__WHAT YOU WILL DO__. Could you write out everything from "- x-tick-label: 6/24/2009: [258, 266, 270, 312]" down to "- legend-label: 1-3" in the records below, swapping "x-tick-label" for "date-label" and leaving the rest untouched?

__LISTING__.
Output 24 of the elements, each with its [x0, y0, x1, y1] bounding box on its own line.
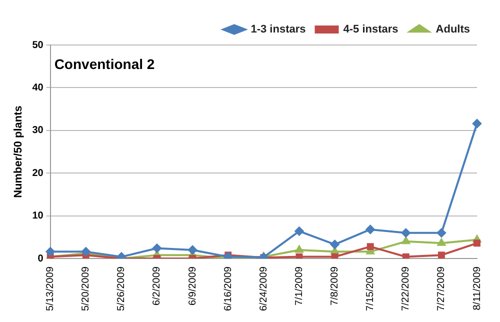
- x-tick-label: 6/24/2009: [258, 266, 270, 312]
- x-tick-label: 5/13/2009: [45, 266, 56, 312]
- x-tick-label: 8/11/2009: [472, 266, 483, 310]
- y-tick-label: 30: [32, 125, 44, 136]
- x-tick-label: 7/8/2009: [330, 266, 341, 306]
- legend-label: 1-3 instars: [250, 24, 306, 36]
- text: Conventional 2: [54, 56, 155, 72]
- y-tick-label: 10: [32, 210, 44, 222]
- legend-label: Adults: [436, 24, 470, 36]
- x-tick-label: 7/27/2009: [436, 266, 448, 312]
- x-tick-label: 6/9/2009: [187, 266, 198, 306]
- y-tick-label: 0: [38, 253, 44, 264]
- x-tick-label: 6/16/2009: [222, 266, 234, 312]
- x-tick-label: 5/20/2009: [80, 266, 92, 312]
- y-tick-label: 20: [32, 168, 44, 179]
- x-tick-label: 7/15/2009: [365, 266, 376, 312]
- x-tick-label: 7/1/2009: [294, 266, 305, 306]
- y-tick-label: 40: [32, 82, 44, 94]
- legend-label: 4-5 instars: [343, 24, 398, 36]
- y-tick-label: 50: [32, 40, 44, 51]
- x-tick-label: 7/22/2009: [400, 266, 412, 312]
- x-tick-label: 6/2/2009: [152, 266, 163, 306]
- x-tick-label: 5/26/2009: [116, 266, 128, 312]
- y-axis-title: Number/50 plants: [12, 106, 25, 198]
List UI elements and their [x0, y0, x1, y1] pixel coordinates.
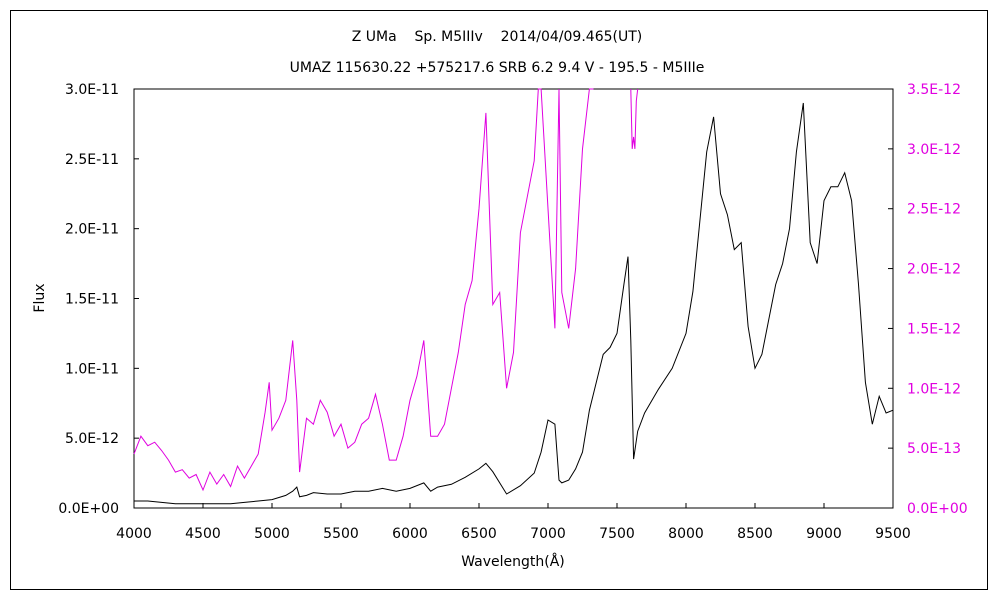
x-tick-label: 8500 — [737, 526, 773, 542]
y-axis-right: 0.0E+00 5.0E-13 1.0E-12 1.5E-12 2.0E-12 2.5E-… — [888, 82, 968, 517]
series-line-1 — [133, 88, 594, 492]
x-axis-label: Wavelength(Å) — [461, 553, 565, 570]
y2-tick-label: 2.5E-12 — [907, 202, 961, 218]
y2-tick-label: 3.5E-12 — [907, 82, 961, 98]
y2-tick-label: 1.5E-12 — [907, 321, 961, 337]
y2-tick-label: 3.0E-12 — [907, 142, 961, 158]
y2-tick-label: 0.0E+00 — [907, 501, 968, 517]
y-tick-label: 1.0E-11 — [65, 361, 119, 377]
y-axis-left: 0.0E+00 5.0E-12 1.0E-11 1.5E-11 2.0E-11 2.5E-… — [58, 82, 139, 517]
x-tick-label: 6000 — [392, 526, 428, 542]
series-line-0 — [134, 102, 894, 505]
series-line-2 — [630, 88, 639, 149]
y-tick-label: 5.0E-12 — [65, 431, 119, 447]
chart-frame — [10, 10, 988, 590]
x-tick-label: 4000 — [116, 526, 152, 542]
y2-tick-label: 5.0E-13 — [907, 441, 961, 457]
y-tick-label: 3.0E-11 — [65, 82, 119, 98]
x-tick-label: 6500 — [461, 526, 497, 542]
series-layer — [133, 88, 894, 505]
x-tick-label: 8000 — [668, 526, 704, 542]
y-tick-label: 2.5E-11 — [65, 152, 119, 168]
chart-subtitle: UMAZ 115630.22 +575217.6 SRB 6.2 9.4 V -… — [290, 60, 705, 76]
x-tick-label: 7000 — [530, 526, 566, 542]
x-tick-label: 9500 — [875, 526, 911, 542]
chart-title: Z UMa Sp. M5IIIv 2014/04/09.465(UT) — [352, 29, 642, 45]
x-tick-label: 5500 — [323, 526, 359, 542]
y-axis-label: Flux — [32, 283, 48, 312]
plot-area — [133, 88, 894, 509]
x-tick-label: 9000 — [806, 526, 842, 542]
y2-tick-label: 1.0E-12 — [907, 381, 961, 397]
y-tick-label: 0.0E+00 — [58, 501, 119, 517]
x-axis: 4000 4500 5000 5500 6000 6500 7000 7500 8000 8500… — [116, 503, 911, 542]
x-tick-label: 4500 — [185, 526, 221, 542]
x-tick-label: 7500 — [599, 526, 635, 542]
y-tick-label: 1.5E-11 — [65, 292, 119, 308]
y-tick-label: 2.0E-11 — [65, 222, 119, 238]
y2-tick-label: 2.0E-12 — [907, 262, 961, 278]
x-tick-label: 5000 — [254, 526, 290, 542]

__FULL SOLUTION__.
- date-label: 6/24/2009: [258, 266, 270, 312]
- date-label: 5/13/2009: [45, 266, 56, 312]
- date-label: 8/11/2009: [472, 266, 483, 310]
- y-tick-label: 30: [32, 125, 44, 136]
- date-label: 7/8/2009: [330, 266, 341, 306]
- legend-label: 1-3 instars: [250, 24, 306, 36]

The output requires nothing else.